> **Given problem**:
Look for the string "years" in every line, and copy each line that has it.

> **Exercise material**:
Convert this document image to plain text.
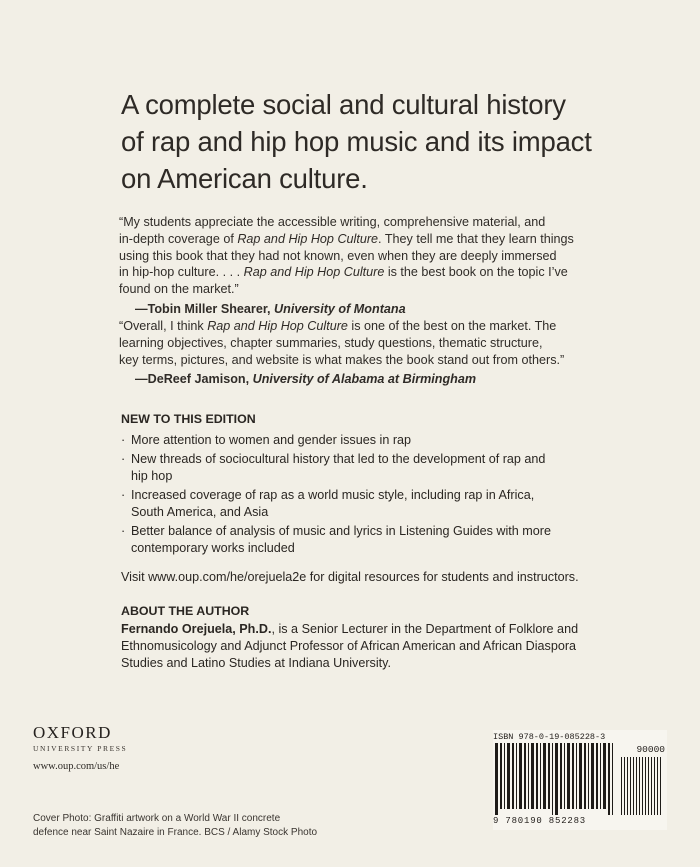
A complete social and cultural history
of rap and hip hop music and its impact
on American culture.
“My students appreciate the accessible writing, comprehensive material, and
in-depth coverage of Rap and Hip Hop Culture. They tell me that they learn things
using this book that they had not known, even when they are deeply immersed
in hip-hop culture. . . . Rap and Hip Hop Culture is the best book on the topic I’ve
found on the market.”
—Tobin Miller Shearer, University of Montana
“Overall, I think Rap and Hip Hop Culture is one of the best on the market. The
learning objectives, chapter summaries, study questions, thematic structure,
key terms, pictures, and website is what makes the book stand out from others.”
—DeReef Jamison, University of Alabama at Birmingham
NEW TO THIS EDITION
· More attention to women and gender issues in rap
· New threads of sociocultural history that led to the development of rap and
hip hop
· Increased coverage of rap as a world music style, including rap in Africa,
South America, and Asia
· Better balance of analysis of music and lyrics in Listening Guides with more
contemporary works included
Visit www.oup.com/he/orejuela2e for digital resources for students and instructors.
ABOUT THE AUTHOR
Fernando Orejuela, Ph.D., is a Senior Lecturer in the Department of Folklore and
Ethnomusicology and Adjunct Professor of African American and African Diaspora
Studies and Latino Studies at Indiana University.
OXFORD
UNIVERSITY PRESS
www.oup.com/us/he
Cover Photo: Graffiti artwork on a World War II concrete
defence near Saint Nazaire in France. BCS / Alamy Stock Photo
ISBN 978-0-19-085228-3
90000
9 780190 852283
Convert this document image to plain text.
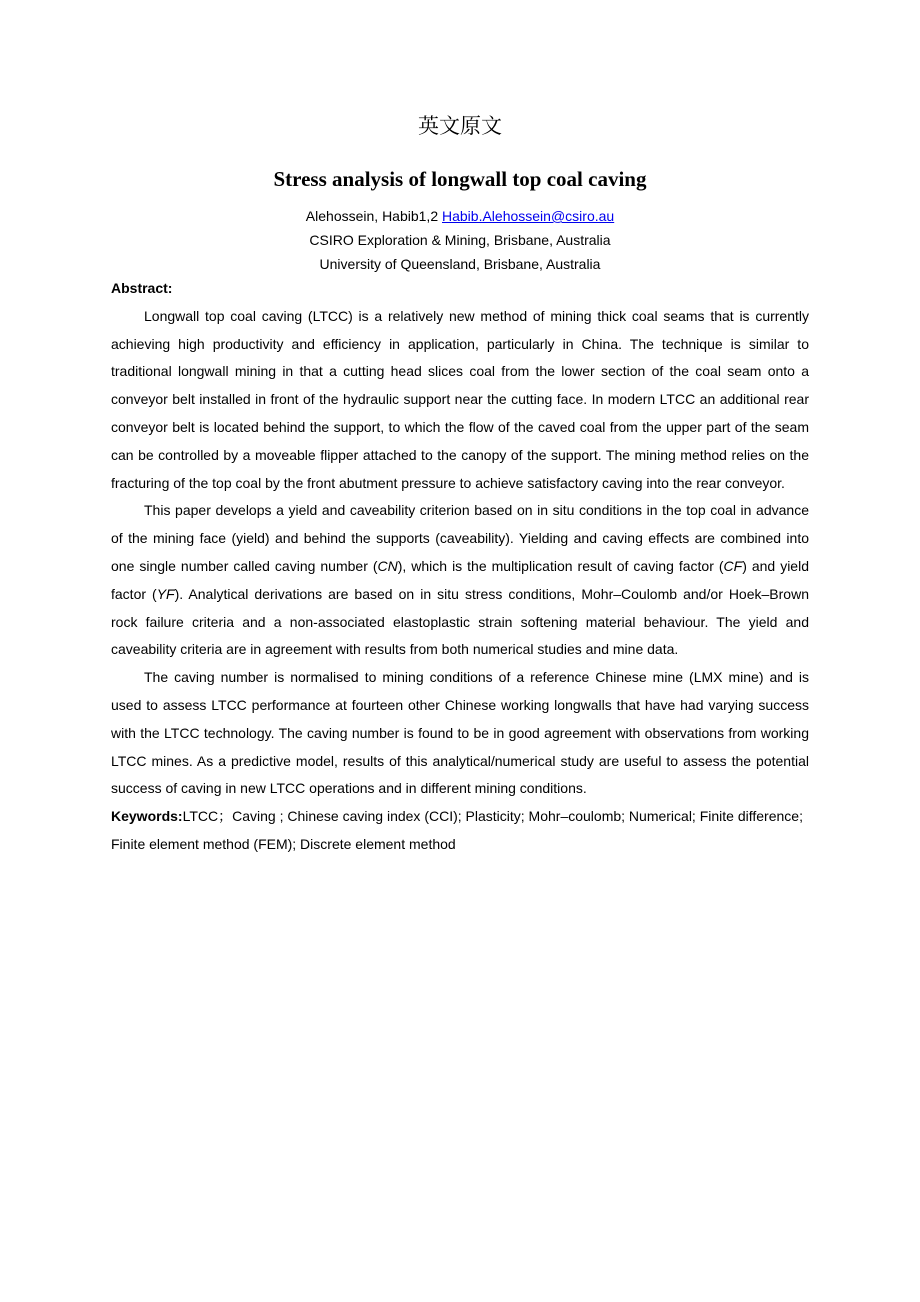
英文原文
Stress analysis of longwall top coal caving
Alehossein, Habib1,2 Habib.Alehossein@csiro.au
CSIRO Exploration & Mining, Brisbane, Australia
University of Queensland, Brisbane, Australia
Abstract:

Longwall top coal caving (LTCC) is a relatively new method of mining thick coal seams that is currently achieving high productivity and efficiency in application, particularly in China. The technique is similar to traditional longwall mining in that a cutting head slices coal from the lower section of the coal seam onto a conveyor belt installed in front of the hydraulic support near the cutting face. In modern LTCC an additional rear conveyor belt is located behind the support, to which the flow of the caved coal from the upper part of the seam can be controlled by a moveable flipper attached to the canopy of the support. The mining method relies on the fracturing of the top coal by the front abutment pressure to achieve satisfactory caving into the rear conveyor.

This paper develops a yield and caveability criterion based on in situ conditions in the top coal in advance of the mining face (yield) and behind the supports (caveability). Yielding and caving effects are combined into one single number called caving number (CN), which is the multiplication result of caving factor (CF) and yield factor (YF). Analytical derivations are based on in situ stress conditions, Mohr–Coulomb and/or Hoek–Brown rock failure criteria and a non-associated elastoplastic strain softening material behaviour. The yield and caveability criteria are in agreement with results from both numerical studies and mine data.

The caving number is normalised to mining conditions of a reference Chinese mine (LMX mine) and is used to assess LTCC performance at fourteen other Chinese working longwalls that have had varying success with the LTCC technology. The caving number is found to be in good agreement with observations from working LTCC mines. As a predictive model, results of this analytical/numerical study are useful to assess the potential success of caving in new LTCC operations and in different mining conditions.

Keywords:LTCC；Caving ; Chinese caving index (CCI); Plasticity; Mohr–coulomb; Numerical; Finite difference; Finite element method (FEM); Discrete element method
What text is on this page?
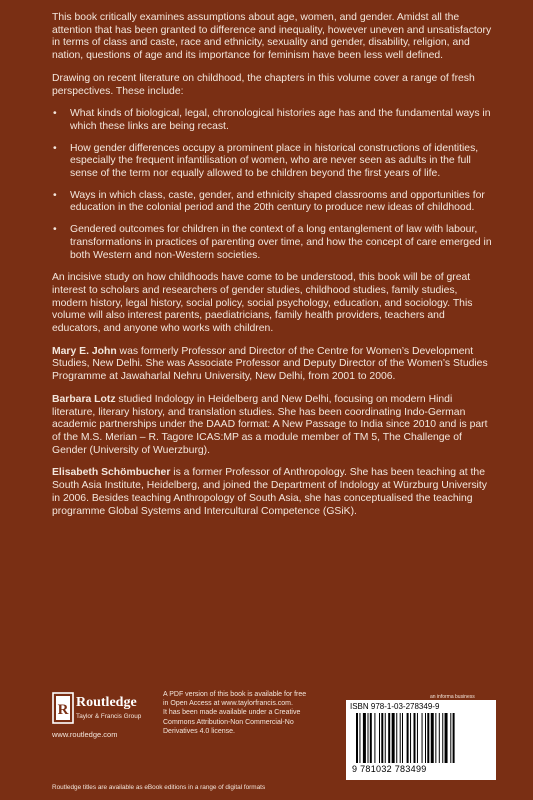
This book critically examines assumptions about age, women, and gender. Amidst all the attention that has been granted to difference and inequality, however uneven and unsatisfactory in terms of class and caste, race and ethnicity, sexuality and gender, disability, religion, and nation, questions of age and its importance for feminism have been less well defined.

Drawing on recent literature on childhood, the chapters in this volume cover a range of fresh perspectives. These include:

• What kinds of biological, legal, chronological histories age has and the fundamental ways in which these links are being recast.
• How gender differences occupy a prominent place in historical constructions of identities, especially the frequent infantilisation of women, who are never seen as adults in the full sense of the term nor equally allowed to be children beyond the first years of life.
• Ways in which class, caste, gender, and ethnicity shaped classrooms and opportunities for education in the colonial period and the 20th century to produce new ideas of childhood.
• Gendered outcomes for children in the context of a long entanglement of law with labour, transformations in practices of parenting over time, and how the concept of care emerged in both Western and non-Western societies.

An incisive study on how childhoods have come to be understood, this book will be of great interest to scholars and researchers of gender studies, childhood studies, family studies, modern history, legal history, social policy, social psychology, education, and sociology. This volume will also interest parents, paediatricians, family health providers, teachers and educators, and anyone who works with children.

Mary E. John was formerly Professor and Director of the Centre for Women’s Development Studies, New Delhi. She was Associate Professor and Deputy Director of the Women’s Studies Programme at Jawaharlal Nehru University, New Delhi, from 2001 to 2006.

Barbara Lotz studied Indology in Heidelberg and New Delhi, focusing on modern Hindi literature, literary history, and translation studies. She has been coordinating Indo-German academic partnerships under the DAAD format: A New Passage to India since 2010 and is part of the M.S. Merian – R. Tagore ICAS:MP as a module member of TM 5, The Challenge of Gender (University of Wuerzburg).

Elisabeth Schömbucher is a former Professor of Anthropology. She has been teaching at the South Asia Institute, Heidelberg, and joined the Department of Indology at Würzburg University in 2006. Besides teaching Anthropology of South Asia, she has conceptualised the teaching programme Global Systems and Intercultural Competence (GSiK).

R Routledge
Taylor & Francis Group
www.routledge.com
A PDF version of this book is available for free
in Open Access at www.taylorfrancis.com.
It has been made available under a Creative
Commons Attribution-Non Commercial-No
Derivatives 4.0 license.
an informa business
ISBN 978-1-03-278349-9
9 781032 783499
Routledge titles are available as eBook editions in a range of digital formats
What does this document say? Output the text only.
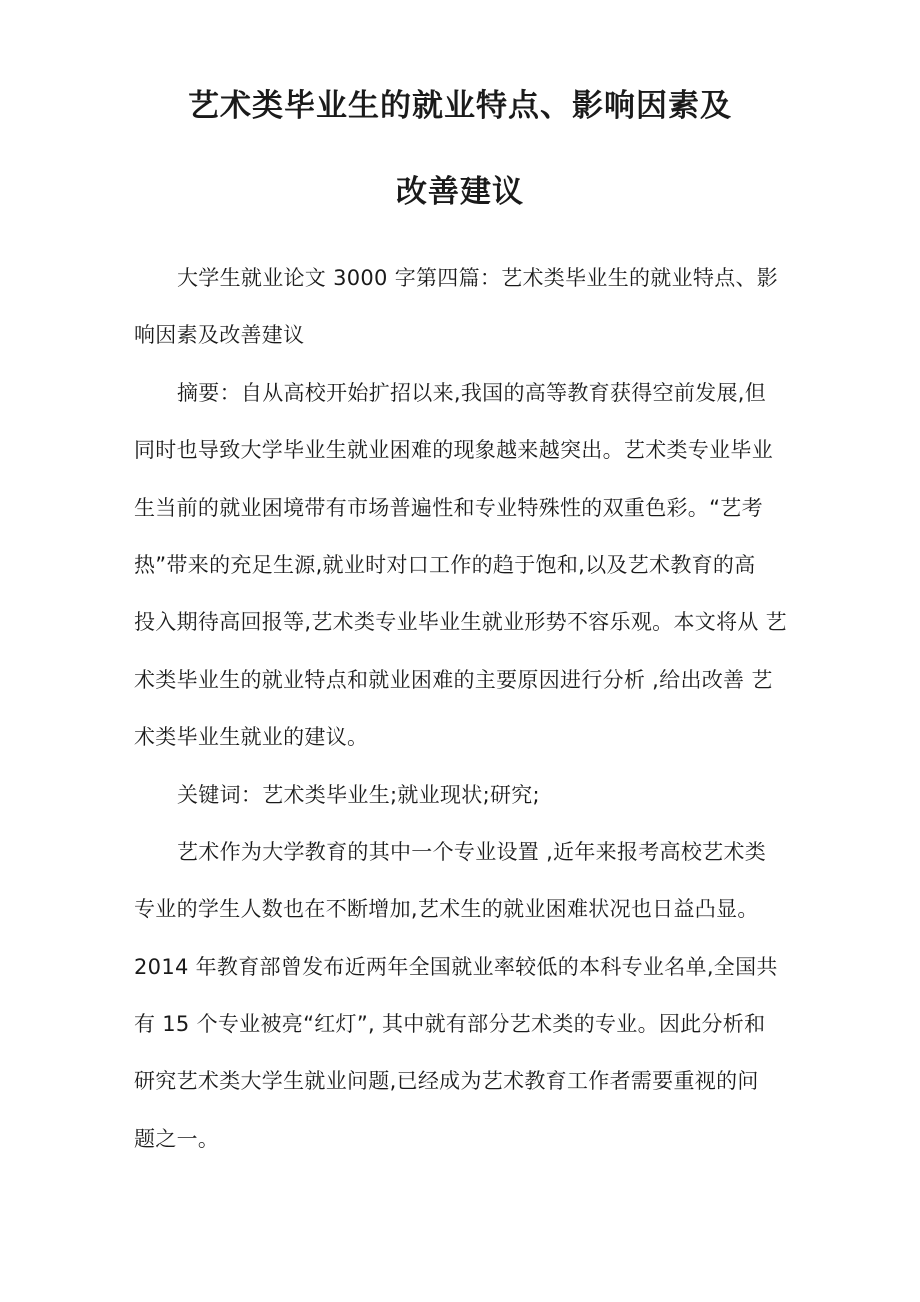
艺术类毕业生的就业特点、影响因素及
改善建议
大学生就业论文 3000 字第四篇：艺术类毕业生的就业特点、影
响因素及改善建议
摘要：自从高校开始扩招以来,我国的高等教育获得空前发展,但
同时也导致大学毕业生就业困难的现象越来越突出。艺术类专业毕业
生当前的就业困境带有市场普遍性和专业特殊性的双重色彩。“艺考
热”带来的充足生源,就业时对口工作的趋于饱和,以及艺术教育的高
投入期待高回报等,艺术类专业毕业生就业形势不容乐观。本文将从 艺
术类毕业生的就业特点和就业困难的主要原因进行分析 ,给出改善 艺
术类毕业生就业的建议。
关键词：艺术类毕业生;就业现状;研究;
艺术作为大学教育的其中一个专业设置 ,近年来报考高校艺术类
专业的学生人数也在不断增加,艺术生的就业困难状况也日益凸显。
2014 年教育部曾发布近两年全国就业率较低的本科专业名单,全国共
有 15 个专业被亮“红灯”, 其中就有部分艺术类的专业。因此分析和
研究艺术类大学生就业问题,已经成为艺术教育工作者需要重视的问
题之一。
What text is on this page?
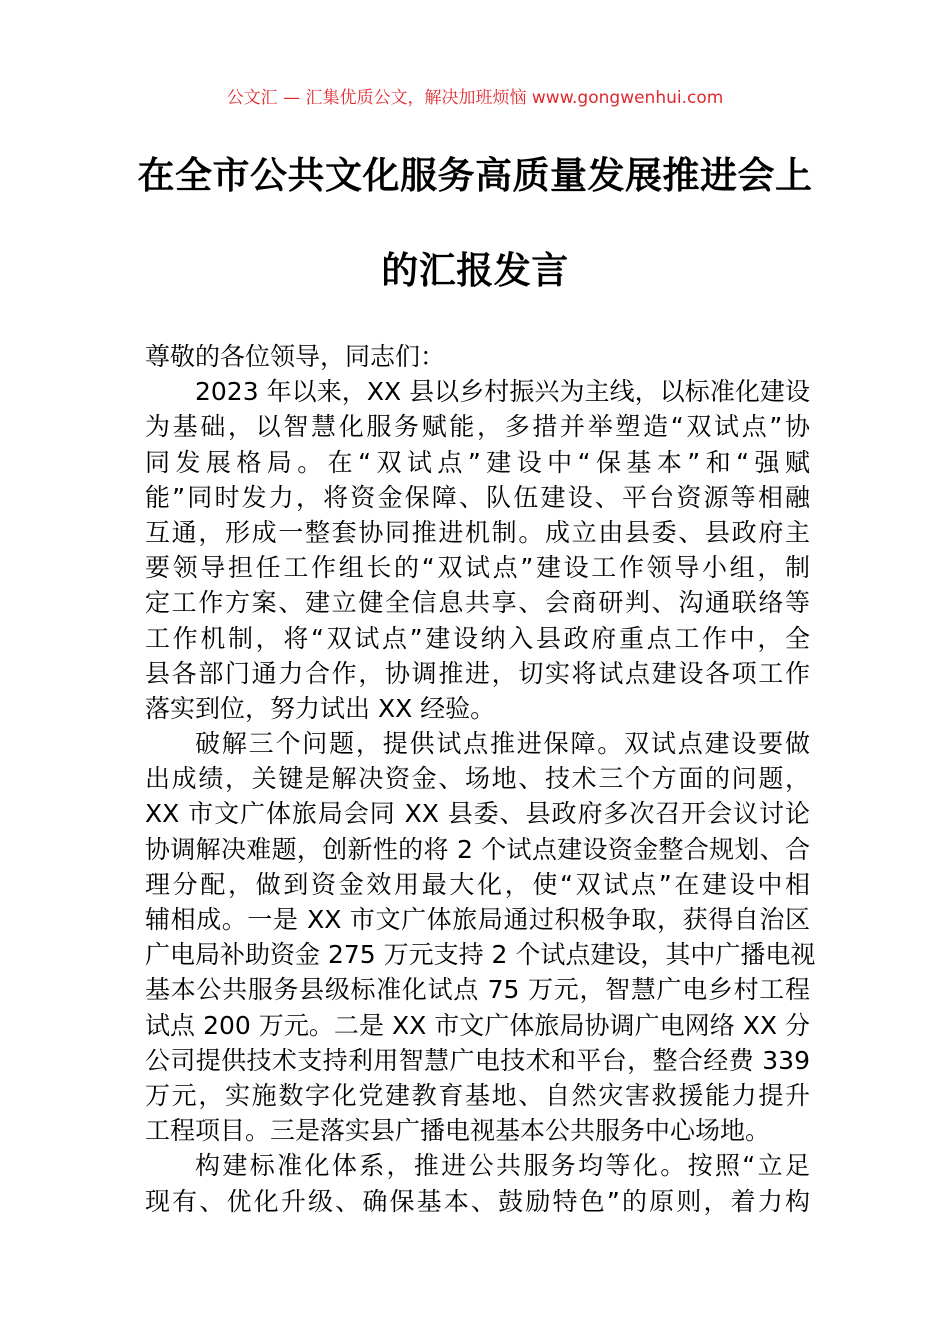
公文汇 — 汇集优质公文，解决加班烦恼 www.gongwenhui.com
在全市公共文化服务高质量发展推进会上
的汇报发言
尊敬的各位领导，同志们：
2023 年以来，XX 县以乡村振兴为主线，以标准化建设
为基础，以智慧化服务赋能，多措并举塑造“双试点”协
同发展格局。在“双试点”建设中“保基本”和“强赋
能”同时发力，将资金保障、队伍建设、平台资源等相融
互通，形成一整套协同推进机制。成立由县委、县政府主
要领导担任工作组长的“双试点”建设工作领导小组，制
定工作方案、建立健全信息共享、会商研判、沟通联络等
工作机制，将“双试点”建设纳入县政府重点工作中，全
县各部门通力合作，协调推进，切实将试点建设各项工作
落实到位，努力试出 XX 经验。
破解三个问题，提供试点推进保障。双试点建设要做
出成绩，关键是解决资金、场地、技术三个方面的问题，
XX 市文广体旅局会同 XX 县委、县政府多次召开会议讨论
协调解决难题，创新性的将 2 个试点建设资金整合规划、合
理分配，做到资金效用最大化，使“双试点”在建设中相
辅相成。一是 XX 市文广体旅局通过积极争取，获得自治区
广电局补助资金 275 万元支持 2 个试点建设，其中广播电视
基本公共服务县级标准化试点 75 万元，智慧广电乡村工程
试点 200 万元。二是 XX 市文广体旅局协调广电网络 XX 分
公司提供技术支持利用智慧广电技术和平台，整合经费 339
万元，实施数字化党建教育基地、自然灾害救援能力提升
工程项目。三是落实县广播电视基本公共服务中心场地。
构建标准化体系，推进公共服务均等化。按照“立足
现有、优化升级、确保基本、鼓励特色”的原则，着力构
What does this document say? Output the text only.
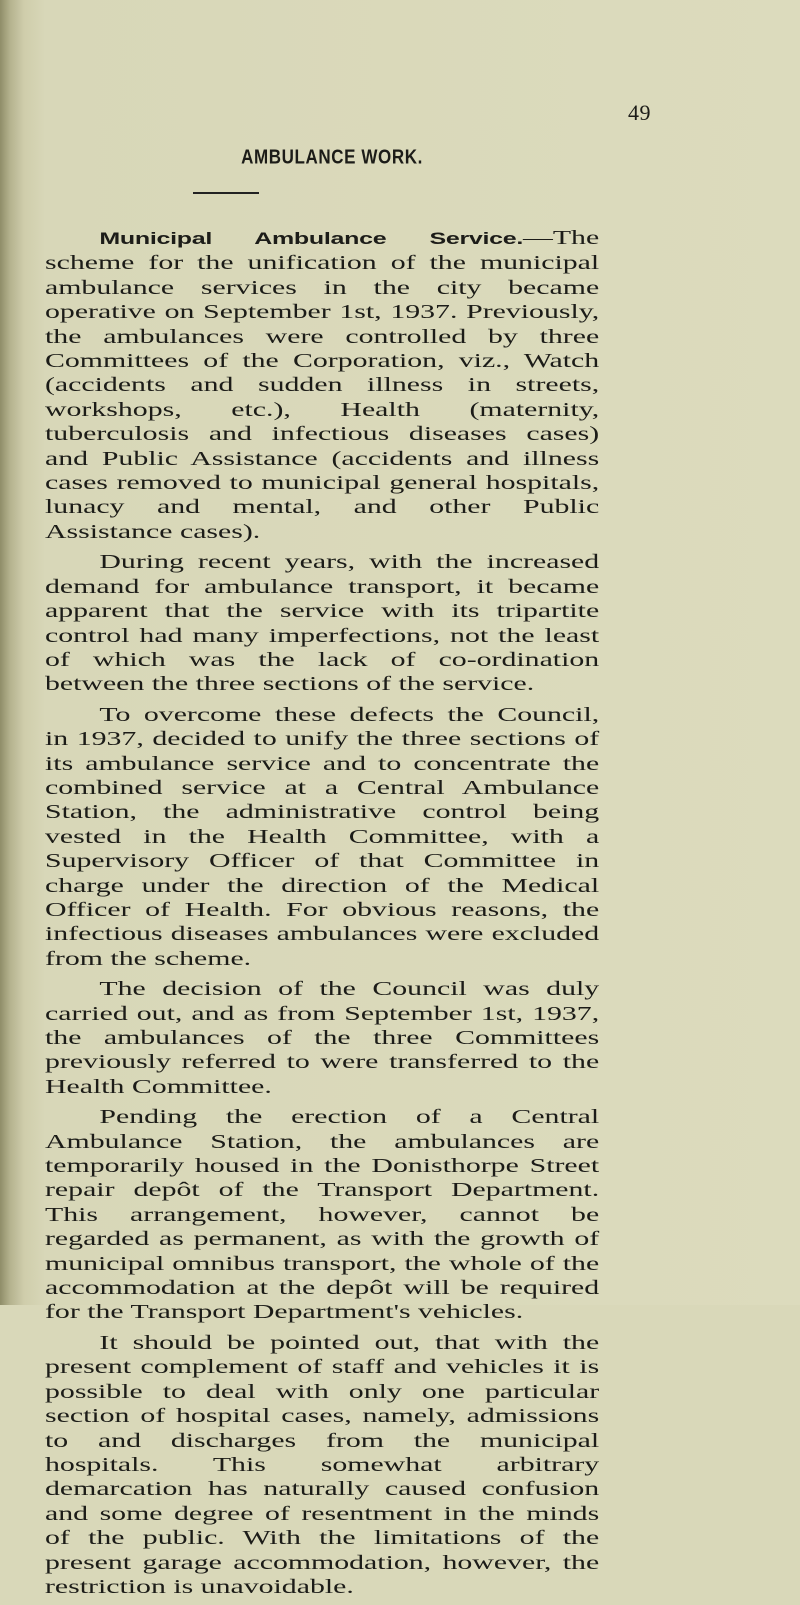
49
AMBULANCE WORK.

Municipal Ambulance Service.—The scheme for the unification of the municipal ambulance services in the city became operative on September 1st, 1937. Previously, the ambulances were controlled by three Committees of the Corporation, viz., Watch (accidents and sudden illness in streets, workshops, etc.), Health (maternity, tuberculosis and infectious diseases cases) and Public Assistance (accidents and illness cases removed to municipal general hospitals, lunacy and mental, and other Public Assistance cases).

During recent years, with the increased demand for ambulance transport, it became apparent that the service with its tripartite control had many imperfections, not the least of which was the lack of co-ordination between the three sections of the service.

To overcome these defects the Council, in 1937, decided to unify the three sections of its ambulance service and to concentrate the combined service at a Central Ambulance Station, the administrative control being vested in the Health Committee, with a Supervisory Officer of that Committee in charge under the direction of the Medical Officer of Health. For obvious reasons, the infectious diseases ambulances were excluded from the scheme.

The decision of the Council was duly carried out, and as from September 1st, 1937, the ambulances of the three Committees previously referred to were transferred to the Health Committee.

Pending the erection of a Central Ambulance Station, the ambulances are temporarily housed in the Donisthorpe Street repair depôt of the Transport Department. This arrangement, however, cannot be regarded as permanent, as with the growth of municipal omnibus transport, the whole of the accommodation at the depôt will be required for the Transport Department's vehicles.

It should be pointed out, that with the present complement of staff and vehicles it is possible to deal with only one particular section of hospital cases, namely, admissions to and discharges from the municipal hospitals. This somewhat arbitrary demarcation has naturally caused confusion and some degree of resentment in the minds of the public. With the limitations of the present garage accommodation, however, the restriction is unavoidable.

> **Correct answer**:
• How gender differences occupy a prominent place in historical constructions of identities, especially the frequent infantilisation of women, who are never seen as adults in the full sense of the term nor equally allowed to be children beyond the first years of life.
During recent years, with the increased demand for ambulance transport, it became apparent that the service with its tripartite control had many imperfections, not the least of which was the lack of co-ordination between the three sections of the service.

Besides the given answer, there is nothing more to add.